_Task_
Write out every line of the listing below unchanged and in the same order.

_Data lines_
+--

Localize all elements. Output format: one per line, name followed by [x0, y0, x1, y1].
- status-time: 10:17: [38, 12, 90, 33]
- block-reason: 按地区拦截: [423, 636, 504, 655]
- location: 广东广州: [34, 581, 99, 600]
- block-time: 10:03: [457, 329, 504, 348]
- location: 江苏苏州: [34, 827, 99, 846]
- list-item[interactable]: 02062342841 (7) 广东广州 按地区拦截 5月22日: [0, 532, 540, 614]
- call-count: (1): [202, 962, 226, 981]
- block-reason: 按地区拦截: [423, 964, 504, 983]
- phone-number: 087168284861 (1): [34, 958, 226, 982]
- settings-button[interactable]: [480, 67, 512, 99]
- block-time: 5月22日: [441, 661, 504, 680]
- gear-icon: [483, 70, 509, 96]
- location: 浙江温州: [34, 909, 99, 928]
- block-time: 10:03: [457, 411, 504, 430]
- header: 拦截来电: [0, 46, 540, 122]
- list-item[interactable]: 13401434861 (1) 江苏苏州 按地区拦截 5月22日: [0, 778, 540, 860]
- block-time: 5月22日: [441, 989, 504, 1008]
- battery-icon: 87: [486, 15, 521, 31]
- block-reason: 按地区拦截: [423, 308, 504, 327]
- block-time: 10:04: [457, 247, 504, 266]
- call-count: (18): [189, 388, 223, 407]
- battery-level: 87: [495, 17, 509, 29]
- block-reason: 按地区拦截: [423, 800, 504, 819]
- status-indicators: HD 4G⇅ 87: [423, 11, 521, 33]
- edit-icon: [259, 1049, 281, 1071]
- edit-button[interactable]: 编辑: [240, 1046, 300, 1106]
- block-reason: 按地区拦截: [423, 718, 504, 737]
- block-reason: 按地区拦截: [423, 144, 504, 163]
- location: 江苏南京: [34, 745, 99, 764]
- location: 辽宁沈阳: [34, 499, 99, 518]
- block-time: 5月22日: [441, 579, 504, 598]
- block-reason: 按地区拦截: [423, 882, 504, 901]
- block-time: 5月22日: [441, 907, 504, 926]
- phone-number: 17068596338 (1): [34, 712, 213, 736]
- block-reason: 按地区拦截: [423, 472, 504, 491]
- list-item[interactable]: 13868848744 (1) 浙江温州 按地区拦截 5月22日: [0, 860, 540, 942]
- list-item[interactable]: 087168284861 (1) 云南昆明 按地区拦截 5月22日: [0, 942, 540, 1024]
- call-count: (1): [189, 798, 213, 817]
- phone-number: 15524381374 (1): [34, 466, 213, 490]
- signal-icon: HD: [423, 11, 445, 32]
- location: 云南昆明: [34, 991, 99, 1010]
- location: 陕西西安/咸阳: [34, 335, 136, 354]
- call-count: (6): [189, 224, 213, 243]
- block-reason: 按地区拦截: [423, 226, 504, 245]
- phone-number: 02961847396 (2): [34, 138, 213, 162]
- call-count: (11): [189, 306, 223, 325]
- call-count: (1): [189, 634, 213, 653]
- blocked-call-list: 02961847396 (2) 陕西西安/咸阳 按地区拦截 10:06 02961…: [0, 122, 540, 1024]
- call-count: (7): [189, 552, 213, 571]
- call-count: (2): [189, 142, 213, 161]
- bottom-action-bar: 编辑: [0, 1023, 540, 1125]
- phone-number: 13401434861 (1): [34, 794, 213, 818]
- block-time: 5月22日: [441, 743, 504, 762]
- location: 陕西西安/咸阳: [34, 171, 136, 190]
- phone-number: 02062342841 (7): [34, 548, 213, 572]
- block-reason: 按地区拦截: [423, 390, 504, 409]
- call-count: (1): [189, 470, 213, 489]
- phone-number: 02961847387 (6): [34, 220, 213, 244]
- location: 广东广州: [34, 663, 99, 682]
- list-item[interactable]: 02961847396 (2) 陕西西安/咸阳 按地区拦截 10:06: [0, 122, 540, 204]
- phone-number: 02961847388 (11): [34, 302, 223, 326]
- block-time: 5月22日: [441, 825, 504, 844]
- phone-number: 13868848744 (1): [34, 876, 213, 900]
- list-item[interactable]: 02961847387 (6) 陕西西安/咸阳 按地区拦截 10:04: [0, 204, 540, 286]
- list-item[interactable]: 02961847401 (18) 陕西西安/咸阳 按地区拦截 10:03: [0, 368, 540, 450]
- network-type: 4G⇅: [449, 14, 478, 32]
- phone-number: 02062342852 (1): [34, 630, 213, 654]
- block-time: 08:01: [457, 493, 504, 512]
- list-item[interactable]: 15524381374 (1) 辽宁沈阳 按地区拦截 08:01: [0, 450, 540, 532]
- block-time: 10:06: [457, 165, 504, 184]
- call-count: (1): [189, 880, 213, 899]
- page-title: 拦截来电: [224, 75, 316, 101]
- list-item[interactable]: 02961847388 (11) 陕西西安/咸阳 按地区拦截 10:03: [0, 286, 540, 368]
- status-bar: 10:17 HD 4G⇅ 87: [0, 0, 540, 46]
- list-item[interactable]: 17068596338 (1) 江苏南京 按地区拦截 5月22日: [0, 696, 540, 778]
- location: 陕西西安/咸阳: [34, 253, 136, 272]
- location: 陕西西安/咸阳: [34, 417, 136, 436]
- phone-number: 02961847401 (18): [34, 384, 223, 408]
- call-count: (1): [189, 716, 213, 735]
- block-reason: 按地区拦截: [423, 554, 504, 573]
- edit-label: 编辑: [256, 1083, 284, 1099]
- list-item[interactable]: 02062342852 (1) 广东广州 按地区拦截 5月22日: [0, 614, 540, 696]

+--

_Answer to this task_
Localize all elements. Output format: one per line, name followed by [x0, y0, x1, y1].
- status-time: 10:17: [38, 12, 90, 33]
- block-reason: 按地区拦截: [423, 636, 504, 655]
- location: 广东广州: [34, 581, 99, 600]
- block-time: 10:03: [457, 329, 504, 348]
- location: 江苏苏州: [34, 827, 99, 846]
- list-item[interactable]: 02062342841 (7) 广东广州 按地区拦截 5月22日: [0, 532, 540, 614]
- call-count: (1): [202, 962, 226, 981]
- block-reason: 按地区拦截: [423, 964, 504, 983]
- phone-number: 087168284861 (1): [34, 958, 226, 982]
- settings-button[interactable]: [480, 67, 512, 99]
- block-time: 5月22日: [441, 661, 504, 680]
- gear-icon: [483, 70, 509, 96]
- location: 浙江温州: [34, 909, 99, 928]
- block-time: 10:03: [457, 411, 504, 430]
- header: 拦截来电: [0, 46, 540, 122]
- list-item[interactable]: 13401434861 (1) 江苏苏州 按地区拦截 5月22日: [0, 778, 540, 860]
- block-time: 5月22日: [441, 989, 504, 1008]
- battery-icon: 87: [486, 15, 521, 31]
- block-reason: 按地区拦截: [423, 308, 504, 327]
- block-time: 10:04: [457, 247, 504, 266]
- call-count: (18): [189, 388, 223, 407]
- battery-level: 87: [495, 17, 509, 29]
- block-reason: 按地区拦截: [423, 800, 504, 819]
- status-indicators: HD 4G⇅ 87: [423, 11, 521, 33]
- edit-icon: [259, 1049, 281, 1071]
- edit-button[interactable]: 编辑: [240, 1046, 300, 1106]
- block-reason: 按地区拦截: [423, 718, 504, 737]
- block-reason: 按地区拦截: [423, 144, 504, 163]
- location: 江苏南京: [34, 745, 99, 764]
- location: 辽宁沈阳: [34, 499, 99, 518]
- block-time: 5月22日: [441, 579, 504, 598]
- block-reason: 按地区拦截: [423, 882, 504, 901]
- block-time: 5月22日: [441, 907, 504, 926]
- phone-number: 17068596338 (1): [34, 712, 213, 736]
- block-reason: 按地区拦截: [423, 472, 504, 491]
- list-item[interactable]: 13868848744 (1) 浙江温州 按地区拦截 5月22日: [0, 860, 540, 942]
- list-item[interactable]: 087168284861 (1) 云南昆明 按地区拦截 5月22日: [0, 942, 540, 1024]
- call-count: (1): [189, 798, 213, 817]
- phone-number: 15524381374 (1): [34, 466, 213, 490]
- signal-icon: HD: [423, 11, 445, 32]
- location: 云南昆明: [34, 991, 99, 1010]
- location: 陕西西安/咸阳: [34, 335, 136, 354]
- call-count: (6): [189, 224, 213, 243]
- block-reason: 按地区拦截: [423, 226, 504, 245]
- phone-number: 02961847396 (2): [34, 138, 213, 162]
- call-count: (11): [189, 306, 223, 325]
- call-count: (1): [189, 634, 213, 653]
- blocked-call-list: 02961847396 (2) 陕西西安/咸阳 按地区拦截 10:06 02961…: [0, 122, 540, 1024]
- call-count: (7): [189, 552, 213, 571]
- call-count: (2): [189, 142, 213, 161]
- bottom-action-bar: 编辑: [0, 1023, 540, 1125]
- phone-number: 13401434861 (1): [34, 794, 213, 818]
- block-time: 5月22日: [441, 743, 504, 762]
- location: 陕西西安/咸阳: [34, 171, 136, 190]
- phone-number: 02062342841 (7): [34, 548, 213, 572]
- block-reason: 按地区拦截: [423, 390, 504, 409]
- call-count: (1): [189, 470, 213, 489]
- phone-number: 02961847387 (6): [34, 220, 213, 244]
- location: 广东广州: [34, 663, 99, 682]
- list-item[interactable]: 02961847396 (2) 陕西西安/咸阳 按地区拦截 10:06: [0, 122, 540, 204]
- phone-number: 02961847388 (11): [34, 302, 223, 326]
- block-time: 5月22日: [441, 825, 504, 844]
- phone-number: 13868848744 (1): [34, 876, 213, 900]
- list-item[interactable]: 02961847387 (6) 陕西西安/咸阳 按地区拦截 10:04: [0, 204, 540, 286]
- list-item[interactable]: 02961847401 (18) 陕西西安/咸阳 按地区拦截 10:03: [0, 368, 540, 450]
- network-type: 4G⇅: [449, 14, 478, 32]
- phone-number: 02062342852 (1): [34, 630, 213, 654]
- block-time: 08:01: [457, 493, 504, 512]
- list-item[interactable]: 15524381374 (1) 辽宁沈阳 按地区拦截 08:01: [0, 450, 540, 532]
- block-time: 10:06: [457, 165, 504, 184]
- call-count: (1): [189, 880, 213, 899]
- page-title: 拦截来电: [224, 75, 316, 101]
- list-item[interactable]: 02961847388 (11) 陕西西安/咸阳 按地区拦截 10:03: [0, 286, 540, 368]
- status-bar: 10:17 HD 4G⇅ 87: [0, 0, 540, 46]
- list-item[interactable]: 17068596338 (1) 江苏南京 按地区拦截 5月22日: [0, 696, 540, 778]
- location: 陕西西安/咸阳: [34, 253, 136, 272]
- location: 陕西西安/咸阳: [34, 417, 136, 436]
- phone-number: 02961847401 (18): [34, 384, 223, 408]
- call-count: (1): [189, 716, 213, 735]
- block-reason: 按地区拦截: [423, 554, 504, 573]
- edit-label: 编辑: [256, 1083, 284, 1099]
- list-item[interactable]: 02062342852 (1) 广东广州 按地区拦截 5月22日: [0, 614, 540, 696]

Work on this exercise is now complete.